%%

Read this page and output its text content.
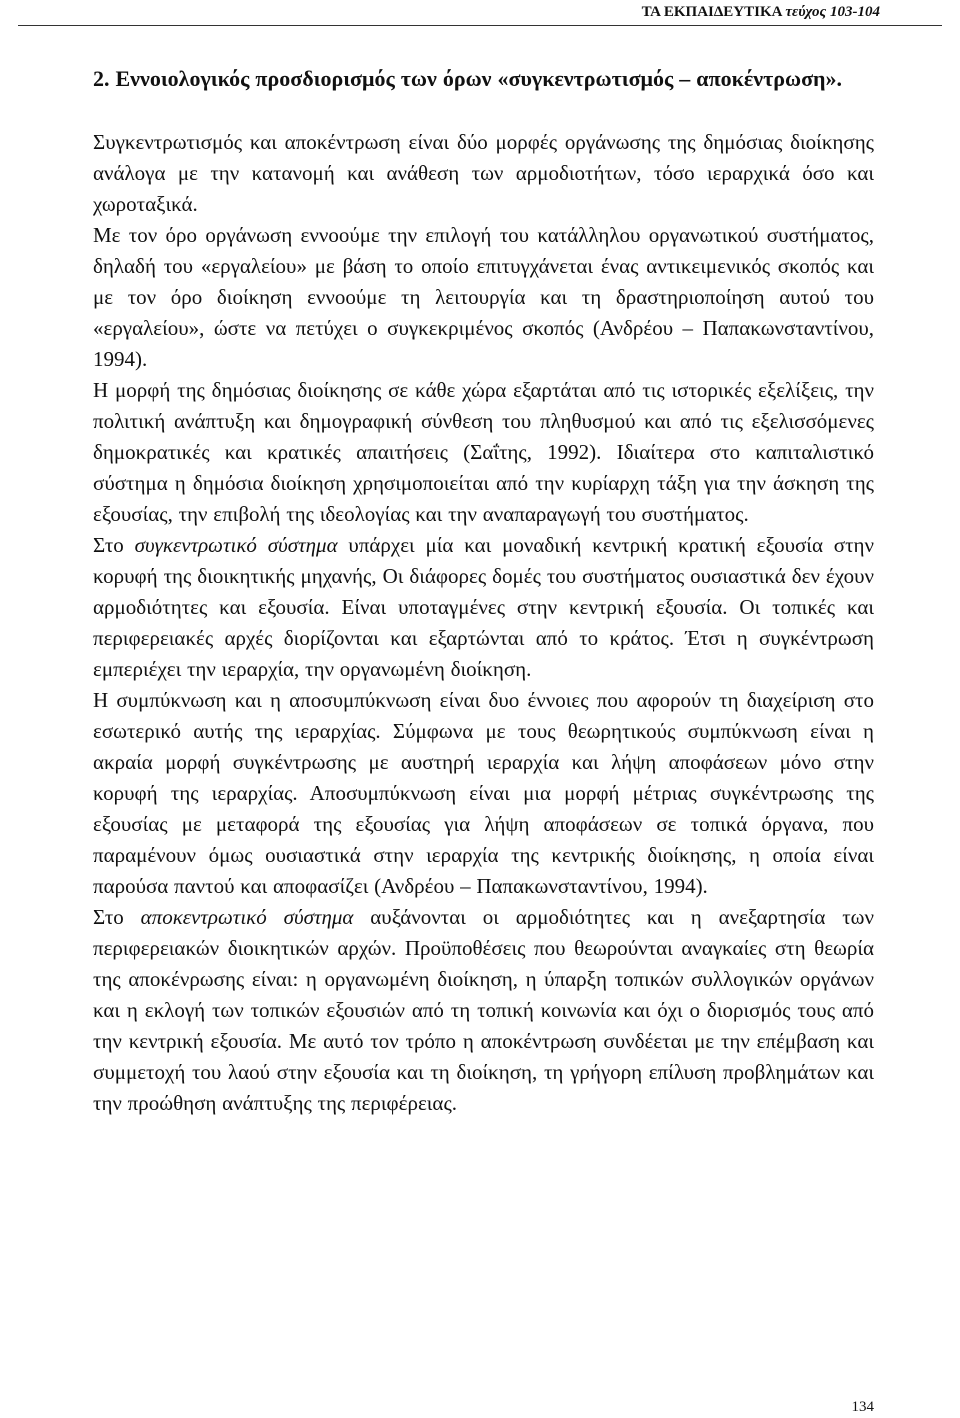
ΤΑ ΕΚΠΑΙΔΕΥΤΙΚΑ τεύχος 103-104

2. Εννοιολογικός προσδιορισμός των όρων «συγκεντρωτισμός – αποκέντρωση».

Συγκεντρωτισμός και αποκέντρωση είναι δύο μορφές οργάνωσης της δημόσιας διοίκησης ανάλογα με την κατανομή και ανάθεση των αρμοδιοτήτων, τόσο ιεραρχικά όσο και χωροταξικά.

Με τον όρο οργάνωση εννοούμε την επιλογή του κατάλληλου οργανωτικού συστήματος, δηλαδή του «εργαλείου» με βάση το οποίο επιτυγχάνεται ένας αντικειμενικός σκοπός και με τον όρο διοίκηση εννοούμε τη λειτουργία και τη δραστηριοποίηση αυτού του «εργαλείου», ώστε να πετύχει ο συγκεκριμένος σκοπός (Ανδρέου – Παπακωνσταντίνου, 1994).

Η μορφή της δημόσιας διοίκησης σε κάθε χώρα εξαρτάται από τις ιστορικές εξελίξεις, την πολιτική ανάπτυξη και δημογραφική σύνθεση του πληθυσμού και από τις εξελισσόμενες δημοκρατικές και κρατικές απαιτήσεις (Σαΐτης, 1992). Ιδιαίτερα στο καπιταλιστικό σύστημα η δημόσια διοίκηση χρησιμοποιείται από την κυρίαρχη τάξη για την άσκηση της εξουσίας, την επιβολή της ιδεολογίας και την αναπαραγωγή του συστήματος.

Στο συγκεντρωτικό σύστημα υπάρχει μία και μοναδική κεντρική κρατική εξουσία στην κορυφή της διοικητικής μηχανής, Οι διάφορες δομές του συστήματος ουσιαστικά δεν έχουν αρμοδιότητες και εξουσία. Είναι υποταγμένες στην κεντρική εξουσία. Οι τοπικές και περιφερειακές αρχές διορίζονται και εξαρτώνται από το κράτος. Έτσι η συγκέντρωση εμπεριέχει την ιεραρχία, την οργανωμένη διοίκηση.

Η συμπύκνωση και η αποσυμπύκνωση είναι δυο έννοιες που αφορούν τη διαχείριση στο εσωτερικό αυτής της ιεραρχίας. Σύμφωνα με τους θεωρητικούς συμπύκνωση είναι η ακραία μορφή συγκέντρωσης με αυστηρή ιεραρχία και λήψη αποφάσεων μόνο στην κορυφή της ιεραρχίας. Αποσυμπύκνωση είναι μια μορφή μέτριας συγκέντρωσης της εξουσίας με μεταφορά της εξουσίας για λήψη αποφάσεων σε τοπικά όργανα, που παραμένουν όμως ουσιαστικά στην ιεραρχία της κεντρικής διοίκησης, η οποία είναι παρούσα παντού και αποφασίζει (Ανδρέου – Παπακωνσταντίνου, 1994).

Στο αποκεντρωτικό σύστημα αυξάνονται οι αρμοδιότητες και η ανεξαρτησία των περιφερειακών διοικητικών αρχών. Προϋποθέσεις που θεωρούνται αναγκαίες στη θεωρία της αποκένρωσης είναι: η οργανωμένη διοίκηση, η ύπαρξη τοπικών συλλογικών οργάνων και η εκλογή των τοπικών εξουσιών από τη τοπική κοινωνία και όχι ο διορισμός τους από την κεντρική εξουσία. Με αυτό τον τρόπο η αποκέντρωση συνδέεται με την επέμβαση και συμμετοχή του λαού στην εξουσία και τη διοίκηση, τη γρήγορη επίλυση προβλημάτων και την προώθηση ανάπτυξης της περιφέρειας.

134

%%

* _Work required_
Print the records above exactly as they stand, but leave out the pictures.

* _Correct answer_
Read this page and output its text content.
ΤΑ ΕΚΠΑΙΔΕΥΤΙΚΑ τεύχος 103-104

2. Εννοιολογικός προσδιορισμός των όρων «συγκεντρωτισμός – αποκέντρωση».

Συγκεντρωτισμός και αποκέντρωση είναι δύο μορφές οργάνωσης της δημόσιας διοίκησης ανάλογα με την κατανομή και ανάθεση των αρμοδιοτήτων, τόσο ιεραρχικά όσο και χωροταξικά.

Με τον όρο οργάνωση εννοούμε την επιλογή του κατάλληλου οργανωτικού συστήματος, δηλαδή του «εργαλείου» με βάση το οποίο επιτυγχάνεται ένας αντικειμενικός σκοπός και με τον όρο διοίκηση εννοούμε τη λειτουργία και τη δραστηριοποίηση αυτού του «εργαλείου», ώστε να πετύχει ο συγκεκριμένος σκοπός (Ανδρέου – Παπακωνσταντίνου, 1994).

Η μορφή της δημόσιας διοίκησης σε κάθε χώρα εξαρτάται από τις ιστορικές εξελίξεις, την πολιτική ανάπτυξη και δημογραφική σύνθεση του πληθυσμού και από τις εξελισσόμενες δημοκρατικές και κρατικές απαιτήσεις (Σαΐτης, 1992). Ιδιαίτερα στο καπιταλιστικό σύστημα η δημόσια διοίκηση χρησιμοποιείται από την κυρίαρχη τάξη για την άσκηση της εξουσίας, την επιβολή της ιδεολογίας και την αναπαραγωγή του συστήματος.

Στο συγκεντρωτικό σύστημα υπάρχει μία και μοναδική κεντρική κρατική εξουσία στην κορυφή της διοικητικής μηχανής, Οι διάφορες δομές του συστήματος ουσιαστικά δεν έχουν αρμοδιότητες και εξουσία. Είναι υποταγμένες στην κεντρική εξουσία. Οι τοπικές και περιφερειακές αρχές διορίζονται και εξαρτώνται από το κράτος. Έτσι η συγκέντρωση εμπεριέχει την ιεραρχία, την οργανωμένη διοίκηση.

Η συμπύκνωση και η αποσυμπύκνωση είναι δυο έννοιες που αφορούν τη διαχείριση στο εσωτερικό αυτής της ιεραρχίας. Σύμφωνα με τους θεωρητικούς συμπύκνωση είναι η ακραία μορφή συγκέντρωσης με αυστηρή ιεραρχία και λήψη αποφάσεων μόνο στην κορυφή της ιεραρχίας. Αποσυμπύκνωση είναι μια μορφή μέτριας συγκέντρωσης της εξουσίας με μεταφορά της εξουσίας για λήψη αποφάσεων σε τοπικά όργανα, που παραμένουν όμως ουσιαστικά στην ιεραρχία της κεντρικής διοίκησης, η οποία είναι παρούσα παντού και αποφασίζει (Ανδρέου – Παπακωνσταντίνου, 1994).

Στο αποκεντρωτικό σύστημα αυξάνονται οι αρμοδιότητες και η ανεξαρτησία των περιφερειακών διοικητικών αρχών. Προϋποθέσεις που θεωρούνται αναγκαίες στη θεωρία της αποκένρωσης είναι: η οργανωμένη διοίκηση, η ύπαρξη τοπικών συλλογικών οργάνων και η εκλογή των τοπικών εξουσιών από τη τοπική κοινωνία και όχι ο διορισμός τους από την κεντρική εξουσία. Με αυτό τον τρόπο η αποκέντρωση συνδέεται με την επέμβαση και συμμετοχή του λαού στην εξουσία και τη διοίκηση, τη γρήγορη επίλυση προβλημάτων και την προώθηση ανάπτυξης της περιφέρειας.

134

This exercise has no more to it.